REQUIRED TASK:
Transcribe the records in full, keeping every character as it is.

DATASET CONTENT:
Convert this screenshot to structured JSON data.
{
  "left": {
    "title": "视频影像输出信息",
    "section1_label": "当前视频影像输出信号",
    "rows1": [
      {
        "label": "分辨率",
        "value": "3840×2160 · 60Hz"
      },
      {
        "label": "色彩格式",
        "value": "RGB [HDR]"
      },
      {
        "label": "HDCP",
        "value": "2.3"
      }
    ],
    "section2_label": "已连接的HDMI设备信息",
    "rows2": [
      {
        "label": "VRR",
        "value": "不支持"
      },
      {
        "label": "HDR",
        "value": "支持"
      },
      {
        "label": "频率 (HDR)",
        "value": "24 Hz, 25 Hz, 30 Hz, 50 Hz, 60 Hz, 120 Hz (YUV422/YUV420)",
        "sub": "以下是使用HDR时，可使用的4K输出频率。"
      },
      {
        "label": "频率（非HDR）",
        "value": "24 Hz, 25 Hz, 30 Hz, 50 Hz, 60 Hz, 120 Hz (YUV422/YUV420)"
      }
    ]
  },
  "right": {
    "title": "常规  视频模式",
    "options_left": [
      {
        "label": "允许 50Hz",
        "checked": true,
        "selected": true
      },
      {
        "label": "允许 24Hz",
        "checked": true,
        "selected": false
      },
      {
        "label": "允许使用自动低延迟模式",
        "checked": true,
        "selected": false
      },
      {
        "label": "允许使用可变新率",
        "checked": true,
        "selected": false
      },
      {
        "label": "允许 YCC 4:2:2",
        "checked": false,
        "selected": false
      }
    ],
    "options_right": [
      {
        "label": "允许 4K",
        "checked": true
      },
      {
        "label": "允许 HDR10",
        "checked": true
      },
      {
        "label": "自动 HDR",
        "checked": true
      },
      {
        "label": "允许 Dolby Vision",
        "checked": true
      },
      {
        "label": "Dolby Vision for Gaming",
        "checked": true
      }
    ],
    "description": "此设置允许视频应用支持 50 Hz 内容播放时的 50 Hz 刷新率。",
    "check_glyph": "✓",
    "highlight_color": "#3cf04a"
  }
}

EXERCISE OUTPUT:
Convert this screenshot to structured JSON data.
{
  "left": {
    "title": "视频影像输出信息",
    "section1_label": "当前视频影像输出信号",
    "rows1": [
      {
        "label": "分辨率",
        "value": "3840×2160 · 60Hz"
      },
      {
        "label": "色彩格式",
        "value": "RGB [HDR]"
      },
      {
        "label": "HDCP",
        "value": "2.3"
      }
    ],
    "section2_label": "已连接的HDMI设备信息",
    "rows2": [
      {
        "label": "VRR",
        "value": "不支持"
      },
      {
        "label": "HDR",
        "value": "支持"
      },
      {
        "label": "频率 (HDR)",
        "value": "24 Hz, 25 Hz, 30 Hz, 50 Hz, 60 Hz, 120 Hz (YUV422/YUV420)",
        "sub": "以下是使用HDR时，可使用的4K输出频率。"
      },
      {
        "label": "频率（非HDR）",
        "value": "24 Hz, 25 Hz, 30 Hz, 50 Hz, 60 Hz, 120 Hz (YUV422/YUV420)"
      }
    ]
  },
  "right": {
    "title": "常规  视频模式",
    "options_left": [
      {
        "label": "允许 50Hz",
        "checked": true,
        "selected": true
      },
      {
        "label": "允许 24Hz",
        "checked": true,
        "selected": false
      },
      {
        "label": "允许使用自动低延迟模式",
        "checked": true,
        "selected": false
      },
      {
        "label": "允许使用可变新率",
        "checked": true,
        "selected": false
      },
      {
        "label": "允许 YCC 4:2:2",
        "checked": false,
        "selected": false
      }
    ],
    "options_right": [
      {
        "label": "允许 4K",
        "checked": true
      },
      {
        "label": "允许 HDR10",
        "checked": true
      },
      {
        "label": "自动 HDR",
        "checked": true
      },
      {
        "label": "允许 Dolby Vision",
        "checked": true
      },
      {
        "label": "Dolby Vision for Gaming",
        "checked": true
      }
    ],
    "description": "此设置允许视频应用支持 50 Hz 内容播放时的 50 Hz 刷新率。",
    "check_glyph": "✓",
    "highlight_color": "#3cf04a"
  }
}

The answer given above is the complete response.